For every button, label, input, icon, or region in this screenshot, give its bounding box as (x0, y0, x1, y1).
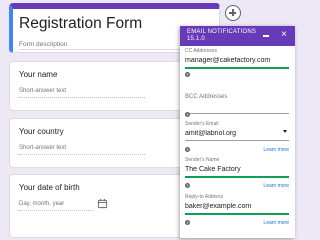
reply-to-input[interactable]: baker@example.com (185, 203, 289, 212)
close-icon[interactable]: × (281, 30, 287, 40)
reply-to-underline (185, 213, 289, 215)
panel-version: 15.1.0 (187, 36, 205, 42)
help-icon[interactable]: ? (185, 72, 190, 77)
cc-addresses-field[interactable]: CC Addresses manager@cakefactory.com (185, 48, 289, 69)
bcc-addresses-field[interactable]: BCC Addresses (185, 94, 289, 114)
question-label: Your country (19, 127, 64, 136)
bcc-addresses-label: BCC Addresses (185, 94, 228, 100)
learn-more-link[interactable]: Learn more (263, 220, 289, 226)
minimize-icon[interactable] (263, 35, 269, 37)
bcc-addresses-underline (185, 113, 289, 114)
help-icon[interactable]: ? (185, 147, 190, 152)
help-icon[interactable]: ? (185, 220, 190, 225)
short-answer-field: Short-answer text (19, 145, 145, 155)
panel-title-name: EMAIL NOTIFICATIONS (187, 29, 257, 35)
sender-name-underline (185, 176, 289, 178)
date-field: Day, month, year (19, 201, 93, 211)
form-title[interactable]: Registration Form (19, 15, 142, 33)
learn-more-link[interactable]: Learn more (263, 147, 289, 153)
question-label: Your name (19, 70, 58, 79)
short-answer-field: Short-answer text (19, 88, 145, 98)
help-icon[interactable]: ? (185, 112, 190, 117)
chevron-down-icon[interactable] (283, 130, 287, 133)
sender-email-underline (185, 140, 289, 141)
help-icon[interactable]: ? (185, 183, 190, 188)
reply-to-field[interactable]: Reply-to Address baker@example.com (185, 194, 289, 215)
email-notifications-panel: EMAIL NOTIFICATIONS 15.1.0 × CC Addresse… (180, 26, 295, 238)
cc-addresses-input[interactable]: manager@cakefactory.com (185, 57, 289, 66)
sender-name-field[interactable]: Sender's Name The Cake Factory (185, 157, 289, 178)
learn-more-link[interactable]: Learn more (263, 183, 289, 189)
question-label: Your date of birth (19, 183, 80, 192)
reply-to-label: Reply-to Address (185, 194, 224, 200)
form-description[interactable]: Form description (19, 41, 67, 48)
cc-addresses-underline (185, 67, 289, 69)
sender-email-field[interactable]: Sender's Email amit@labnol.org (185, 121, 289, 141)
add-question-icon[interactable] (225, 5, 241, 21)
sender-email-label: Sender's Email (185, 121, 219, 127)
sender-email-select[interactable]: amit@labnol.org (185, 130, 289, 139)
panel-header: EMAIL NOTIFICATIONS 15.1.0 × (180, 26, 295, 46)
calendar-icon (97, 198, 108, 209)
cc-addresses-label: CC Addresses (185, 48, 217, 54)
sender-name-input[interactable]: The Cake Factory (185, 166, 289, 175)
panel-title: EMAIL NOTIFICATIONS 15.1.0 (187, 29, 256, 43)
sender-name-label: Sender's Name (185, 157, 220, 163)
bcc-addresses-input[interactable] (185, 103, 289, 112)
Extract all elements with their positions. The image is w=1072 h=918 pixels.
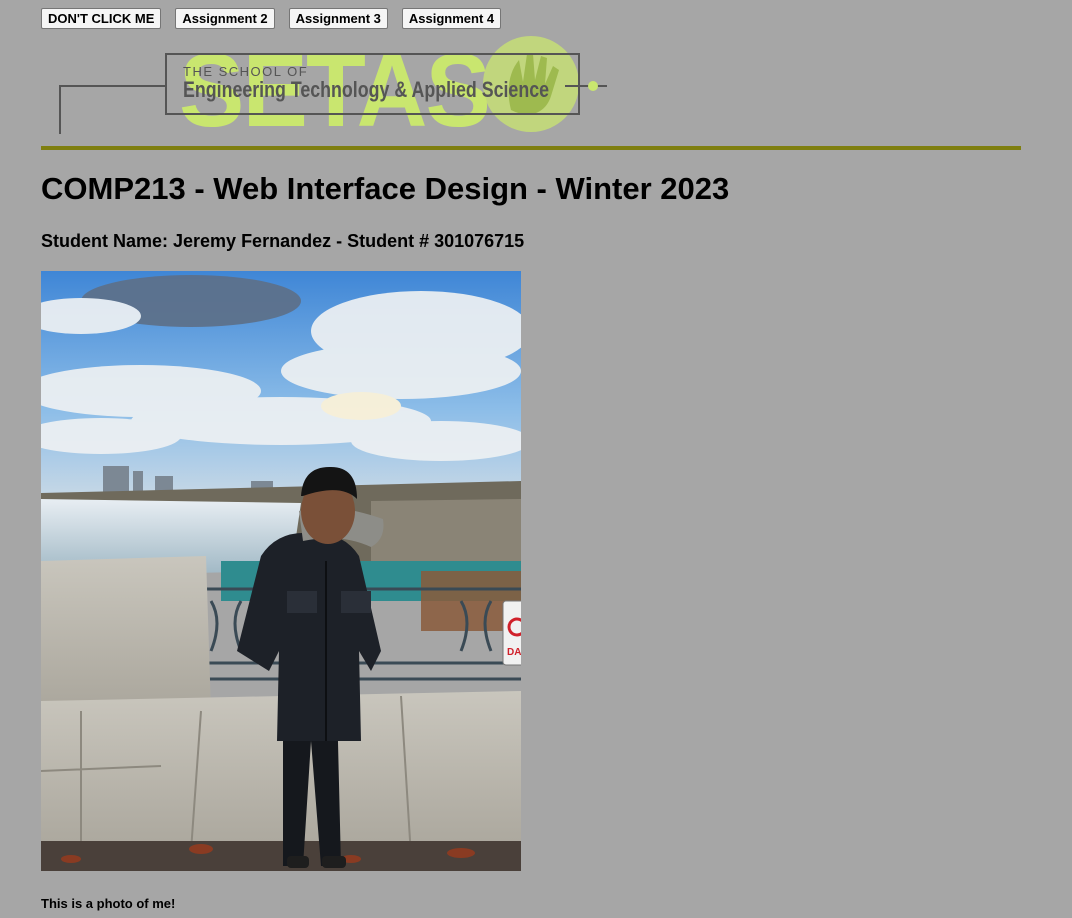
● ● ● ●
• **WHAT THE EXERCISE ASKS**:
Transcribe everything from the line containing "203, 289, 212)" down to the line containing "57, 289, 66)", both of those lines included, exactly as they appear in the items.

• **OUTPUT BELOW**:
reply-to-input[interactable]: baker@example.com (185, 203, 289, 212)
close-icon[interactable]: × (281, 30, 287, 40)
reply-to-underline (185, 213, 289, 215)
panel-version: 15.1.0 (187, 36, 205, 42)
help-icon[interactable]: ? (185, 72, 190, 77)
cc-addresses-field[interactable]: CC Addresses manager@cakefactory.com (185, 48, 289, 69)
bcc-addresses-field[interactable]: BCC Addresses (185, 94, 289, 114)
question-label: Your country (19, 127, 64, 136)
bcc-addresses-label: BCC Addresses (185, 94, 228, 100)
learn-more-link[interactable]: Learn more (263, 220, 289, 226)
minimize-icon[interactable] (263, 35, 269, 37)
bcc-addresses-underline (185, 113, 289, 114)
help-icon[interactable]: ? (185, 147, 190, 152)
help-icon[interactable]: ? (185, 220, 190, 225)
short-answer-field: Short-answer text (19, 145, 145, 155)
panel-title-name: EMAIL NOTIFICATIONS (187, 29, 257, 35)
sender-name-underline (185, 176, 289, 178)
date-field: Day, month, year (19, 201, 93, 211)
form-title[interactable]: Registration Form (19, 15, 142, 33)
learn-more-link[interactable]: Learn more (263, 147, 289, 153)
question-label: Your name (19, 70, 58, 79)
short-answer-field: Short-answer text (19, 88, 145, 98)
help-icon[interactable]: ? (185, 112, 190, 117)
chevron-down-icon[interactable] (283, 130, 287, 133)
sender-email-underline (185, 140, 289, 141)
help-icon[interactable]: ? (185, 183, 190, 188)
reply-to-field[interactable]: Reply-to Address baker@example.com (185, 194, 289, 215)
email-notifications-panel: EMAIL NOTIFICATIONS 15.1.0 × CC Addresse… (180, 26, 295, 238)
cc-addresses-input[interactable]: manager@cakefactory.com (185, 57, 289, 66)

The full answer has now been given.